# START OF DATA SHOWN

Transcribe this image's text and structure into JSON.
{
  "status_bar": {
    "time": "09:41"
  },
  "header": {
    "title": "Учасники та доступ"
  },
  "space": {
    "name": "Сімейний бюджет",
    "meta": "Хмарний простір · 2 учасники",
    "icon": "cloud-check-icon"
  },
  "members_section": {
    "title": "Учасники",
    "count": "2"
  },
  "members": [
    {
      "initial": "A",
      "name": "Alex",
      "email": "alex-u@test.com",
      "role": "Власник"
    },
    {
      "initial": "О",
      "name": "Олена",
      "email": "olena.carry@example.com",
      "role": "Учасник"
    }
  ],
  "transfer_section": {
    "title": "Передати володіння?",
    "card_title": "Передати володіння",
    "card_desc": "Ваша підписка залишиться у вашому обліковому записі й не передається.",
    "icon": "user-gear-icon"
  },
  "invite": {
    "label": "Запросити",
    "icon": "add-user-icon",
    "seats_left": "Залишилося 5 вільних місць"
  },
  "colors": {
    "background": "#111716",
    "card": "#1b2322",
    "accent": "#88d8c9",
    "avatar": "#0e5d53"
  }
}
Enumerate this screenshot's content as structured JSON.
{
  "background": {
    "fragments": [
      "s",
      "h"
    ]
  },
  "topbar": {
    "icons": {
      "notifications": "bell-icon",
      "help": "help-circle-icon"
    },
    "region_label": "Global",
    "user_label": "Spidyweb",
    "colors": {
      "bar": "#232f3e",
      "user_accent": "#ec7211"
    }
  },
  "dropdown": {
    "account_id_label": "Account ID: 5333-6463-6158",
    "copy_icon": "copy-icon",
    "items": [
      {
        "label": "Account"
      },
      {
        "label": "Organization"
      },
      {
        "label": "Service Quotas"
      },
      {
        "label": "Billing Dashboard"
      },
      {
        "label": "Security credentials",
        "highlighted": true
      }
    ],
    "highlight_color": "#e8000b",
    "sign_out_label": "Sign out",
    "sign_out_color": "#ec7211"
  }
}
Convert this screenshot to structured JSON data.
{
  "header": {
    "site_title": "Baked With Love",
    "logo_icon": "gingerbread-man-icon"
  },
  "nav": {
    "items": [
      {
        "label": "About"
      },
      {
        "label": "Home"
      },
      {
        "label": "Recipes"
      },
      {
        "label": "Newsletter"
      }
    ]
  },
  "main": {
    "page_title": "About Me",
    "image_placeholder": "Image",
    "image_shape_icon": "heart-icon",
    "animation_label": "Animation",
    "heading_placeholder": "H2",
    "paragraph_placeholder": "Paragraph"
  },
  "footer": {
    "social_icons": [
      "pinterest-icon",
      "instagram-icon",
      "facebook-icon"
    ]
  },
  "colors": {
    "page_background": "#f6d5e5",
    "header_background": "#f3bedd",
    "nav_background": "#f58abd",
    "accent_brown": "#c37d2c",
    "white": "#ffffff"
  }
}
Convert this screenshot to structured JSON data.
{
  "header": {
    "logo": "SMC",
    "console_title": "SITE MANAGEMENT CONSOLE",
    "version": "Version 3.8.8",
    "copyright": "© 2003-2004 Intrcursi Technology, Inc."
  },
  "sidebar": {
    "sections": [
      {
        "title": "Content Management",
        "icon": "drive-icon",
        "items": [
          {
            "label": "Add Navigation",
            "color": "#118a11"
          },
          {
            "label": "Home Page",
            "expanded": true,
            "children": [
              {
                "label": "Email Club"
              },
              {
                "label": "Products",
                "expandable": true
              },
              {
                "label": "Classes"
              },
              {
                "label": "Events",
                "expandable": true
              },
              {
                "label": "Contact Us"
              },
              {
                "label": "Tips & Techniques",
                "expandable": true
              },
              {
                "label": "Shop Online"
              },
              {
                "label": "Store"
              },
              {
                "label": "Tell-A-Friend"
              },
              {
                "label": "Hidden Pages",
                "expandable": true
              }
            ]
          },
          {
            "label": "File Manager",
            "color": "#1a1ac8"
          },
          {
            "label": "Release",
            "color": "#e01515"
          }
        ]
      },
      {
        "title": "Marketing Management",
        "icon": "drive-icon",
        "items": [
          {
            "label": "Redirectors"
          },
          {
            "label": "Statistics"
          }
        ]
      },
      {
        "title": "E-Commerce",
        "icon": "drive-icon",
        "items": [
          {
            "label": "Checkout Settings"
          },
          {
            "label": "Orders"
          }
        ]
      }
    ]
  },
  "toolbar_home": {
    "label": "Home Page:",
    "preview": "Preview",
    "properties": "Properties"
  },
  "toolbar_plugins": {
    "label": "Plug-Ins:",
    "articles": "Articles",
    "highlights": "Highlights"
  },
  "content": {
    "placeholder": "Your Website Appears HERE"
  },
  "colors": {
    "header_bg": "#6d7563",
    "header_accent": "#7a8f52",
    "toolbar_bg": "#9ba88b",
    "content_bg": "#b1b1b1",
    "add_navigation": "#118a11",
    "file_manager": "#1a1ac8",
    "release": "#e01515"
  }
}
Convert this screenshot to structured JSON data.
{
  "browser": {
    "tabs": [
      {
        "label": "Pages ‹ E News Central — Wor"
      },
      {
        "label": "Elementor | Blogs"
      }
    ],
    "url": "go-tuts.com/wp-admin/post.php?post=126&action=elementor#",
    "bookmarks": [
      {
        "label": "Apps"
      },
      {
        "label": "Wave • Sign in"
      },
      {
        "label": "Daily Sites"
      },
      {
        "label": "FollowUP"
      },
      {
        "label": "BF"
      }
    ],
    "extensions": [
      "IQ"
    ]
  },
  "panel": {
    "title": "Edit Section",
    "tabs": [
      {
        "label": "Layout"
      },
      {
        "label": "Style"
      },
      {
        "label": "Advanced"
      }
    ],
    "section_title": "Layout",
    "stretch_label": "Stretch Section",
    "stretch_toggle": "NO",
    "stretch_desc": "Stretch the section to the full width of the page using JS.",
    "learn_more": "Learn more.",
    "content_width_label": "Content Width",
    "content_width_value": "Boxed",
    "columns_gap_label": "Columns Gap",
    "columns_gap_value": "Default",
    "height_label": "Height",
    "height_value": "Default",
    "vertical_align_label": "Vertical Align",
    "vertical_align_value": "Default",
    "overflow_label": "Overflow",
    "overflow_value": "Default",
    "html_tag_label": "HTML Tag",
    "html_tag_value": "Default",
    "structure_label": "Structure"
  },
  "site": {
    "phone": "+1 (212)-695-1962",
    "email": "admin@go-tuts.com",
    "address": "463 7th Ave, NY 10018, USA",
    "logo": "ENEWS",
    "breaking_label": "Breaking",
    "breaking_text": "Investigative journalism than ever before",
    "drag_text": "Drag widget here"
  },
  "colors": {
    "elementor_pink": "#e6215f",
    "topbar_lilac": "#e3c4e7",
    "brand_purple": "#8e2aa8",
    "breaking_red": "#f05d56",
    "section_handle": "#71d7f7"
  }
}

# END OF DATA SHOWN

**EXERCISE PROMPT:**
Repeat every line of the data, exactly and in full.

**CORRECT ANSWER:**
Transcribe this image's text and structure into JSON.
{
  "status_bar": {
    "time": "09:41"
  },
  "header": {
    "title": "Учасники та доступ"
  },
  "space": {
    "name": "Сімейний бюджет",
    "meta": "Хмарний простір · 2 учасники",
    "icon": "cloud-check-icon"
  },
  "members_section": {
    "title": "Учасники",
    "count": "2"
  },
  "members": [
    {
      "initial": "A",
      "name": "Alex",
      "email": "alex-u@test.com",
      "role": "Власник"
    },
    {
      "initial": "О",
      "name": "Олена",
      "email": "olena.carry@example.com",
      "role": "Учасник"
    }
  ],
  "transfer_section": {
    "title": "Передати володіння?",
    "card_title": "Передати володіння",
    "card_desc": "Ваша підписка залишиться у вашому обліковому записі й не передається.",
    "icon": "user-gear-icon"
  },
  "invite": {
    "label": "Запросити",
    "icon": "add-user-icon",
    "seats_left": "Залишилося 5 вільних місць"
  },
  "colors": {
    "background": "#111716",
    "card": "#1b2322",
    "accent": "#88d8c9",
    "avatar": "#0e5d53"
  }
}
Enumerate this screenshot's content as structured JSON.
{
  "background": {
    "fragments": [
      "s",
      "h"
    ]
  },
  "topbar": {
    "icons": {
      "notifications": "bell-icon",
      "help": "help-circle-icon"
    },
    "region_label": "Global",
    "user_label": "Spidyweb",
    "colors": {
      "bar": "#232f3e",
      "user_accent": "#ec7211"
    }
  },
  "dropdown": {
    "account_id_label": "Account ID: 5333-6463-6158",
    "copy_icon": "copy-icon",
    "items": [
      {
        "label": "Account"
      },
      {
        "label": "Organization"
      },
      {
        "label": "Service Quotas"
      },
      {
        "label": "Billing Dashboard"
      },
      {
        "label": "Security credentials",
        "highlighted": true
      }
    ],
    "highlight_color": "#e8000b",
    "sign_out_label": "Sign out",
    "sign_out_color": "#ec7211"
  }
}
Convert this screenshot to structured JSON data.
{
  "header": {
    "site_title": "Baked With Love",
    "logo_icon": "gingerbread-man-icon"
  },
  "nav": {
    "items": [
      {
        "label": "About"
      },
      {
        "label": "Home"
      },
      {
        "label": "Recipes"
      },
      {
        "label": "Newsletter"
      }
    ]
  },
  "main": {
    "page_title": "About Me",
    "image_placeholder": "Image",
    "image_shape_icon": "heart-icon",
    "animation_label": "Animation",
    "heading_placeholder": "H2",
    "paragraph_placeholder": "Paragraph"
  },
  "footer": {
    "social_icons": [
      "pinterest-icon",
      "instagram-icon",
      "facebook-icon"
    ]
  },
  "colors": {
    "page_background": "#f6d5e5",
    "header_background": "#f3bedd",
    "nav_background": "#f58abd",
    "accent_brown": "#c37d2c",
    "white": "#ffffff"
  }
}
Convert this screenshot to structured JSON data.
{
  "header": {
    "logo": "SMC",
    "console_title": "SITE MANAGEMENT CONSOLE",
    "version": "Version 3.8.8",
    "copyright": "© 2003-2004 Intrcursi Technology, Inc."
  },
  "sidebar": {
    "sections": [
      {
        "title": "Content Management",
        "icon": "drive-icon",
        "items": [
          {
            "label": "Add Navigation",
            "color": "#118a11"
          },
          {
            "label": "Home Page",
            "expanded": true,
            "children": [
              {
                "label": "Email Club"
              },
              {
                "label": "Products",
                "expandable": true
              },
              {
                "label": "Classes"
              },
              {
                "label": "Events",
                "expandable": true
              },
              {
                "label": "Contact Us"
              },
              {
                "label": "Tips & Techniques",
                "expandable": true
              },
              {
                "label": "Shop Online"
              },
              {
                "label": "Store"
              },
              {
                "label": "Tell-A-Friend"
              },
              {
                "label": "Hidden Pages",
                "expandable": true
              }
            ]
          },
          {
            "label": "File Manager",
            "color": "#1a1ac8"
          },
          {
            "label": "Release",
            "color": "#e01515"
          }
        ]
      },
      {
        "title": "Marketing Management",
        "icon": "drive-icon",
        "items": [
          {
            "label": "Redirectors"
          },
          {
            "label": "Statistics"
          }
        ]
      },
      {
        "title": "E-Commerce",
        "icon": "drive-icon",
        "items": [
          {
            "label": "Checkout Settings"
          },
          {
            "label": "Orders"
          }
        ]
      }
    ]
  },
  "toolbar_home": {
    "label": "Home Page:",
    "preview": "Preview",
    "properties": "Properties"
  },
  "toolbar_plugins": {
    "label": "Plug-Ins:",
    "articles": "Articles",
    "highlights": "Highlights"
  },
  "content": {
    "placeholder": "Your Website Appears HERE"
  },
  "colors": {
    "header_bg": "#6d7563",
    "header_accent": "#7a8f52",
    "toolbar_bg": "#9ba88b",
    "content_bg": "#b1b1b1",
    "add_navigation": "#118a11",
    "file_manager": "#1a1ac8",
    "release": "#e01515"
  }
}
Convert this screenshot to structured JSON data.
{
  "browser": {
    "tabs": [
      {
        "label": "Pages ‹ E News Central — Wor"
      },
      {
        "label": "Elementor | Blogs"
      }
    ],
    "url": "go-tuts.com/wp-admin/post.php?post=126&action=elementor#",
    "bookmarks": [
      {
        "label": "Apps"
      },
      {
        "label": "Wave • Sign in"
      },
      {
        "label": "Daily Sites"
      },
      {
        "label": "FollowUP"
      },
      {
        "label": "BF"
      }
    ],
    "extensions": [
      "IQ"
    ]
  },
  "panel": {
    "title": "Edit Section",
    "tabs": [
      {
        "label": "Layout"
      },
      {
        "label": "Style"
      },
      {
        "label": "Advanced"
      }
    ],
    "section_title": "Layout",
    "stretch_label": "Stretch Section",
    "stretch_toggle": "NO",
    "stretch_desc": "Stretch the section to the full width of the page using JS.",
    "learn_more": "Learn more.",
    "content_width_label": "Content Width",
    "content_width_value": "Boxed",
    "columns_gap_label": "Columns Gap",
    "columns_gap_value": "Default",
    "height_label": "Height",
    "height_value": "Default",
    "vertical_align_label": "Vertical Align",
    "vertical_align_value": "Default",
    "overflow_label": "Overflow",
    "overflow_value": "Default",
    "html_tag_label": "HTML Tag",
    "html_tag_value": "Default",
    "structure_label": "Structure"
  },
  "site": {
    "phone": "+1 (212)-695-1962",
    "email": "admin@go-tuts.com",
    "address": "463 7th Ave, NY 10018, USA",
    "logo": "ENEWS",
    "breaking_label": "Breaking",
    "breaking_text": "Investigative journalism than ever before",
    "drag_text": "Drag widget here"
  },
  "colors": {
    "elementor_pink": "#e6215f",
    "topbar_lilac": "#e3c4e7",
    "brand_purple": "#8e2aa8",
    "breaking_red": "#f05d56",
    "section_handle": "#71d7f7"
  }
}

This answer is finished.